**Required work:**
Report all lines from the entries below in which "content" appears.

Segment Start: Record set

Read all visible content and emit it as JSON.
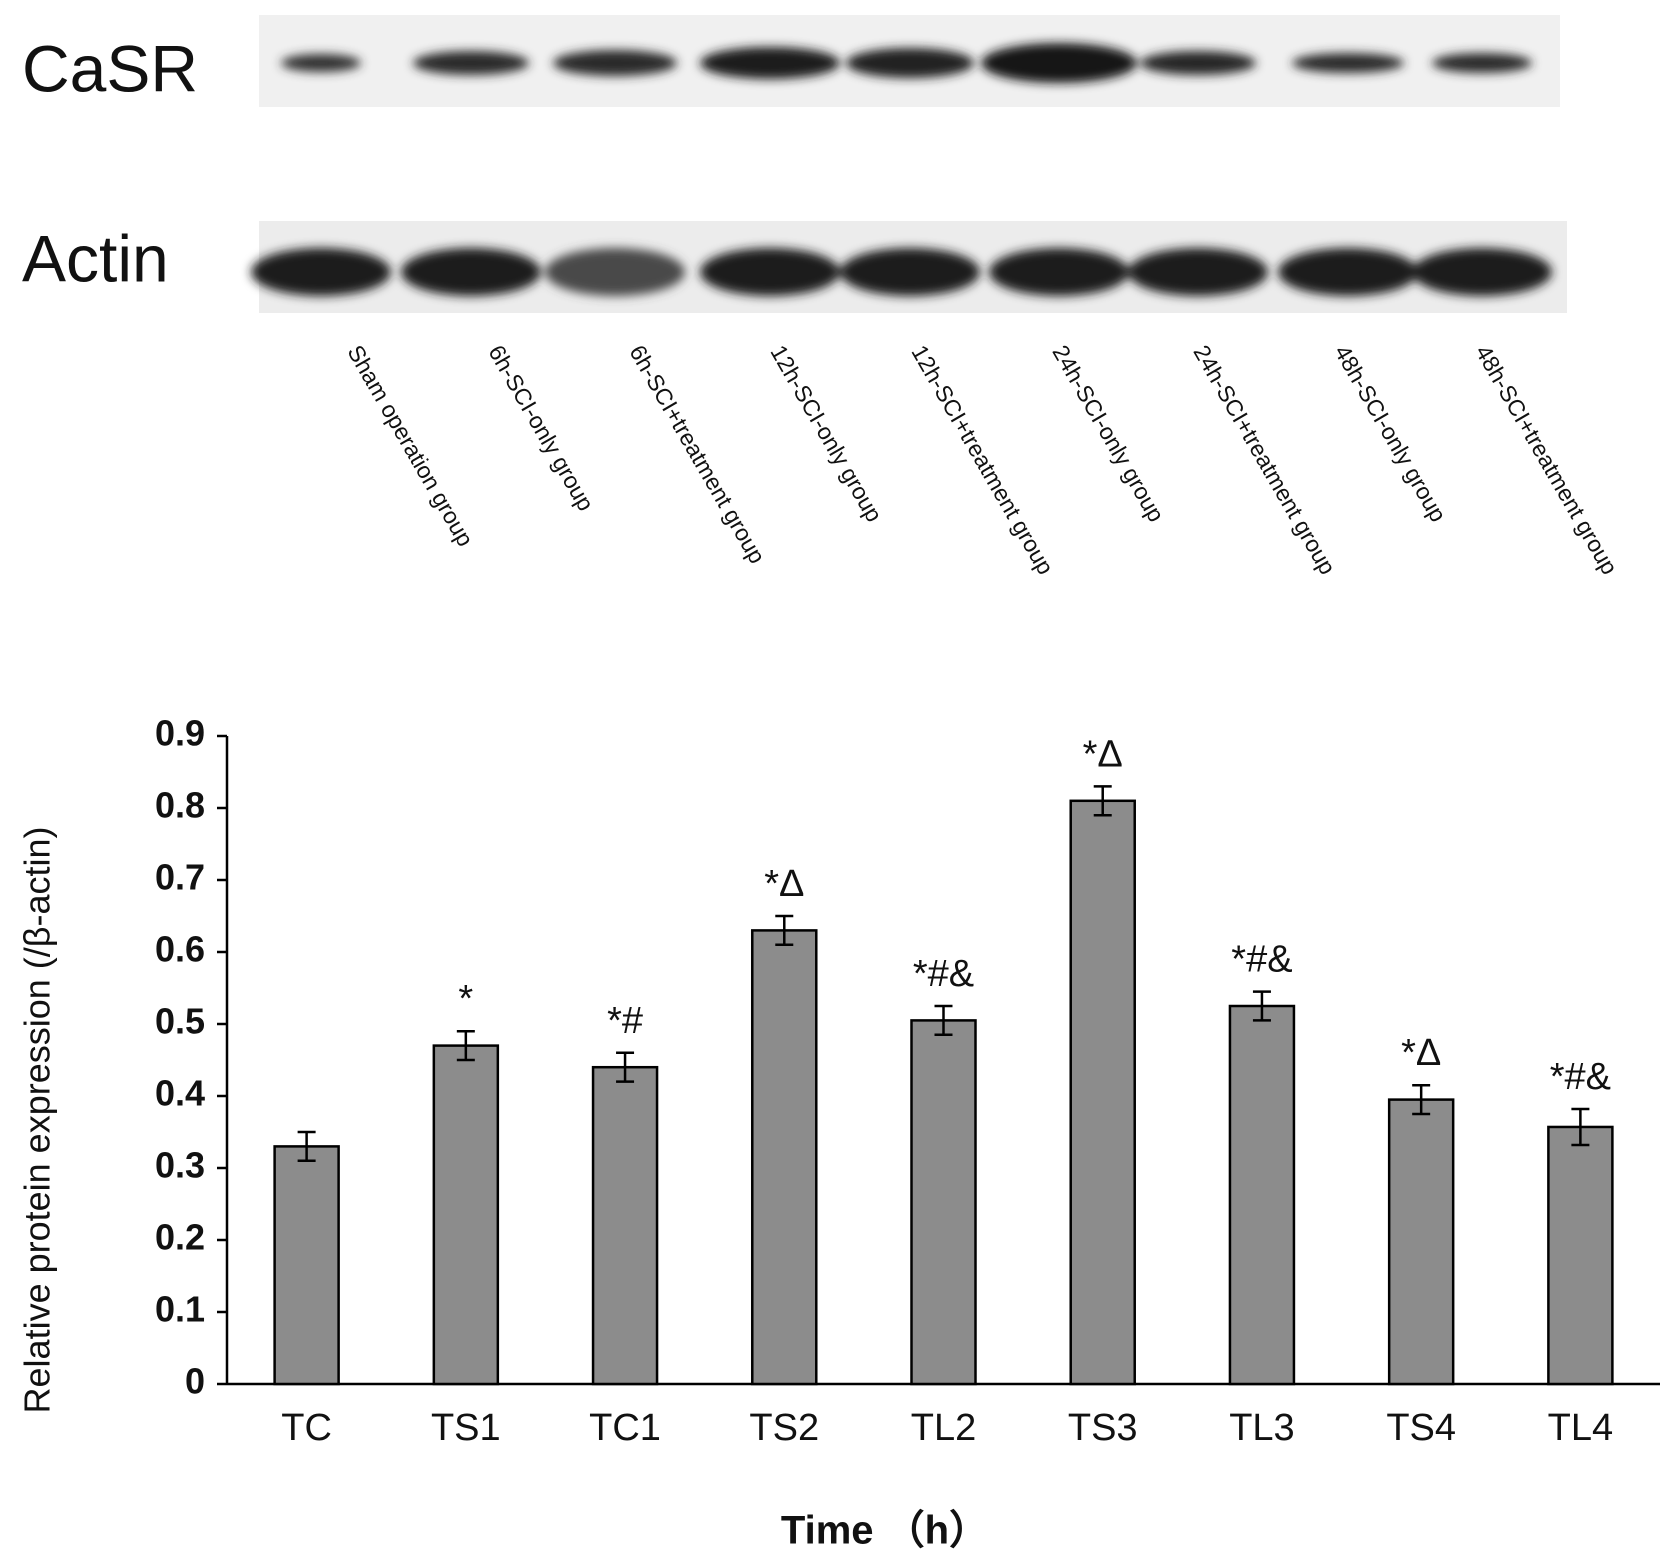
{
  "blot": {
    "rows": [
      "CaSR",
      "Actin"
    ],
    "lanes": [
      "Sham operation group",
      "6h-SCI-only group",
      "6h-SCI+treatment group",
      "12h-SCI-only group",
      "12h-SCI+treatment group",
      "24h-SCI-only group",
      "24h-SCI+treatment group",
      "48h-SCI-only group",
      "48h-SCI+treatment group"
    ]
  },
  "chart_data": {
    "type": "bar",
    "y_label": "Relative protein expression (/β-actin)",
    "x_label": "Time （h）",
    "categories": [
      "TC",
      "TS1",
      "TC1",
      "TS2",
      "TL2",
      "TS3",
      "TL3",
      "TS4",
      "TL4"
    ],
    "values": [
      0.33,
      0.47,
      0.44,
      0.63,
      0.505,
      0.81,
      0.525,
      0.395,
      0.357
    ],
    "errors": [
      0.02,
      0.02,
      0.02,
      0.02,
      0.02,
      0.02,
      0.02,
      0.02,
      0.025
    ],
    "annotations": [
      null,
      "*",
      "*#",
      "*Δ",
      "*#&",
      "*Δ",
      "*#&",
      "*Δ",
      "*#&"
    ],
    "color": "#8c8c8c",
    "ylim": [
      0,
      0.9
    ],
    "yticks": [
      0,
      0.1,
      0.2,
      0.3,
      0.4,
      0.5,
      0.6,
      0.7,
      0.8,
      0.9
    ]
  }
}
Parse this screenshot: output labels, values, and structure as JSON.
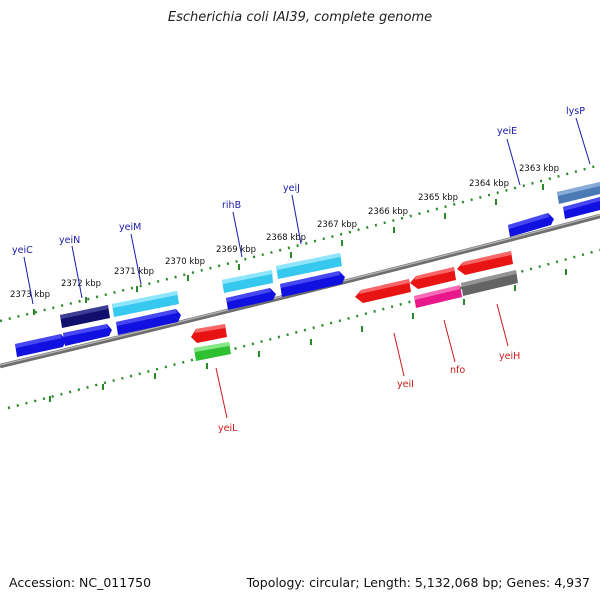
{
  "title": "Escherichia coli IAI39, complete genome",
  "accession": "Accession: NC_011750",
  "topology": "Topology: circular;",
  "length": "Length: 5,132,068 bp;",
  "genes": "Genes: 4,937",
  "colors": {
    "backbone": "#8a8a8a",
    "tick": "#2a8a2a",
    "label_forward": "#1a1aa8",
    "label_reverse": "#cc1a1a"
  },
  "ticks": [
    "2373 kbp",
    "2372 kbp",
    "2371 kbp",
    "2370 kbp",
    "2369 kbp",
    "2368 kbp",
    "2367 kbp",
    "2366 kbp",
    "2365 kbp",
    "2364 kbp",
    "2363 kbp"
  ],
  "genes_forward": [
    {
      "name": "yeiC",
      "color": "#1414e0"
    },
    {
      "name": "yeiN",
      "color": "#0f0f6e"
    },
    {
      "name": "yeiM",
      "color": "#33ccf0"
    },
    {
      "name": "rihB",
      "color": "#33ccf0"
    },
    {
      "name": "yeiJ",
      "color": "#33ccf0"
    },
    {
      "name": "yeiE",
      "color": "#1414e0"
    },
    {
      "name": "lysP",
      "color": "#4682b4"
    }
  ],
  "genes_reverse": [
    {
      "name": "yeiL",
      "color": "#33cc33"
    },
    {
      "name": "yeiI",
      "color": "#ee1111"
    },
    {
      "name": "nfo",
      "color": "#ee1188"
    },
    {
      "name": "yeiH",
      "color": "#666666"
    }
  ]
}
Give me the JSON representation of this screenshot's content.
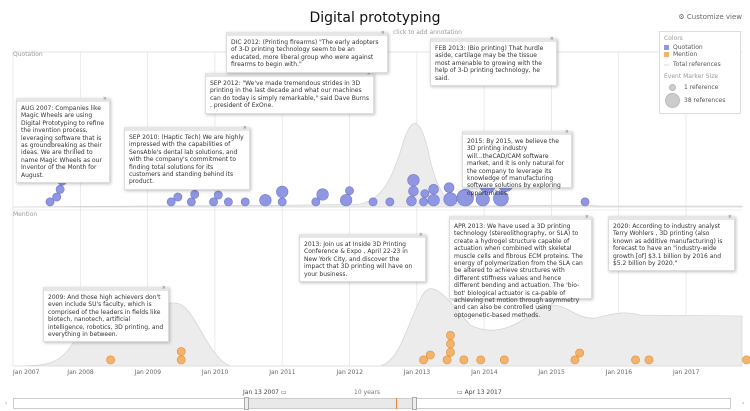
{
  "header": {
    "title": "Digital prototyping",
    "customize_label": "Customize view",
    "annotation_hint": "click to add annotation"
  },
  "bands": {
    "quotation": "Quotation",
    "mention": "Mention"
  },
  "colors": {
    "quotation": "#8f97e3",
    "mention": "#f5b26b",
    "total": "#ececec"
  },
  "legend": {
    "colors_title": "Colors",
    "items": [
      "Quotation",
      "Mention",
      "Total references"
    ],
    "size_title": "Event Marker Size",
    "size_min": "1 reference",
    "size_max": "38 references"
  },
  "axis": {
    "ticks": [
      "Jan 2007",
      "Jan 2008",
      "Jan 2009",
      "Jan 2010",
      "Jan 2011",
      "Jan 2012",
      "Jan 2013",
      "Jan 2014",
      "Jan 2015",
      "Jan 2016",
      "Jan 2017"
    ]
  },
  "annotations": [
    "AUG 2007: Companies like Magic Wheels are using Digital Prototyping to refine the invention process, leveraging software that is as groundbreaking as their ideas. We are thrilled to name Magic Wheels as our Inventor of the Month for August.",
    "SEP 2010: (Haptic Tech) We are highly impressed with the capabilities of SensAble's dental lab solutions, and with the company's commitment to finding total solutions for its customers and standing behind its product.",
    "SEP 2012: \"We've made tremendous strides in 3D printing in the last decade and what our machines can do today is simply remarkable,\" said Dave Burns , president of ExOne.",
    "DIC 2012: (Printing firearms) \"The early adopters of 3-D printing technology seem to be an educated, more liberal group who were against firearms to begin with.\"",
    "FEB 2013: (Bio printing) That hurdle aside, cartilage may be the tissue most amenable to growing with the help of 3-D printing technology, he said.",
    "2015: By 2015, we believe the 3D printing industry will...theCAD/CAM software market, and it is only natural for the company to leverage its knowledge of manufacturing software solutions by exploring opportunities.",
    "2009: And those high achievers don't even include SU's faculty, which is comprised of the leaders in fields like biotech, nanotech, artificial intelligence, robotics, 3D printing, and everything in between.",
    "2013: Join us at Inside 3D Printing Conference & Expo , April 22-23 in New York City, and discover the impact that 3D printing will have on your business.",
    "APR 2013: We have used a 3D printing technology (stereolithography, or SLA) to create a hydrogel structure capable of actuation when combined with skeletal muscle cells and fibrous ECM proteins. The energy of polymerization from the SLA can be altered to achieve structures with different stiffness values and hence different bending and actuation. The 'bio-bot' biological actuator is ca-pable of achieving net motion through asymmetry and can also be controlled using optogenetic-based methods.",
    "2020: According to industry analyst Terry Wohlers , 3D printing (also known as additive manufacturing) is forecast to have an \"industry-wide growth [of] $3.1 billion by 2016 and $5.2 billion by 2020.\""
  ],
  "navigator": {
    "start": "Jan 13 2007",
    "end": "Apr 13 2017",
    "span": "10 years"
  },
  "events": {
    "quotation": [
      {
        "date": 2007.55,
        "refs": 2
      },
      {
        "date": 2007.65,
        "refs": 2
      },
      {
        "date": 2007.7,
        "refs": 2
      },
      {
        "date": 2007.73,
        "refs": 2
      },
      {
        "date": 2009.35,
        "refs": 2
      },
      {
        "date": 2009.45,
        "refs": 2
      },
      {
        "date": 2009.65,
        "refs": 2
      },
      {
        "date": 2009.7,
        "refs": 2
      },
      {
        "date": 2009.98,
        "refs": 2
      },
      {
        "date": 2010.05,
        "refs": 2
      },
      {
        "date": 2010.2,
        "refs": 2
      },
      {
        "date": 2010.45,
        "refs": 2
      },
      {
        "date": 2010.75,
        "refs": 4
      },
      {
        "date": 2011.0,
        "refs": 2
      },
      {
        "date": 2011.0,
        "refs": 4
      },
      {
        "date": 2011.5,
        "refs": 2
      },
      {
        "date": 2011.6,
        "refs": 4
      },
      {
        "date": 2011.95,
        "refs": 4
      },
      {
        "date": 2012.0,
        "refs": 2
      },
      {
        "date": 2012.35,
        "refs": 2
      },
      {
        "date": 2012.6,
        "refs": 2
      },
      {
        "date": 2012.92,
        "refs": 3
      },
      {
        "date": 2012.95,
        "refs": 3
      },
      {
        "date": 2012.95,
        "refs": 4
      },
      {
        "date": 2013.1,
        "refs": 2
      },
      {
        "date": 2013.12,
        "refs": 2
      },
      {
        "date": 2013.25,
        "refs": 4
      },
      {
        "date": 2013.25,
        "refs": 3
      },
      {
        "date": 2013.5,
        "refs": 5
      },
      {
        "date": 2013.48,
        "refs": 3
      },
      {
        "date": 2013.72,
        "refs": 7
      },
      {
        "date": 2013.98,
        "refs": 5
      },
      {
        "date": 2014.05,
        "refs": 6
      },
      {
        "date": 2014.15,
        "refs": 6
      },
      {
        "date": 2014.15,
        "refs": 6
      },
      {
        "date": 2014.25,
        "refs": 6
      },
      {
        "date": 2014.32,
        "refs": 6
      },
      {
        "date": 2015.5,
        "refs": 2
      }
    ],
    "mention": [
      {
        "date": 2008.45,
        "refs": 2
      },
      {
        "date": 2009.5,
        "refs": 2
      },
      {
        "date": 2009.5,
        "refs": 2
      },
      {
        "date": 2013.1,
        "refs": 2
      },
      {
        "date": 2013.2,
        "refs": 2
      },
      {
        "date": 2013.45,
        "refs": 2
      },
      {
        "date": 2013.5,
        "refs": 2
      },
      {
        "date": 2013.5,
        "refs": 2
      },
      {
        "date": 2013.5,
        "refs": 2
      },
      {
        "date": 2013.7,
        "refs": 2
      },
      {
        "date": 2013.95,
        "refs": 2
      },
      {
        "date": 2014.3,
        "refs": 2
      },
      {
        "date": 2015.35,
        "refs": 2
      },
      {
        "date": 2015.42,
        "refs": 2
      },
      {
        "date": 2016.25,
        "refs": 2
      },
      {
        "date": 2016.45,
        "refs": 2
      },
      {
        "date": 2017.9,
        "refs": 2
      }
    ]
  }
}
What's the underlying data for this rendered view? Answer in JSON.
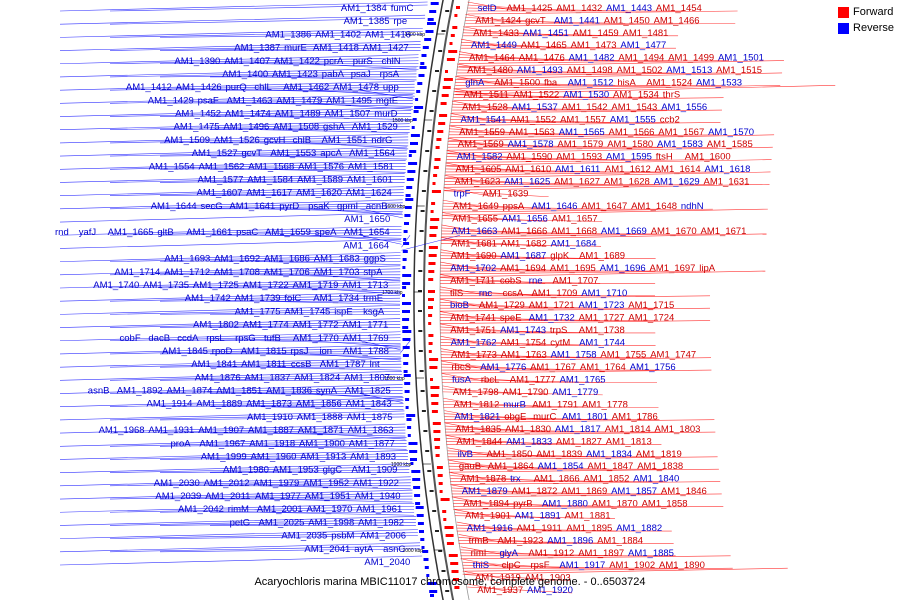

Segment End: Record set

**Exercise response:**
Read all visible content and emit it as JSON.
Give me the JSON representation of this screenshot's content.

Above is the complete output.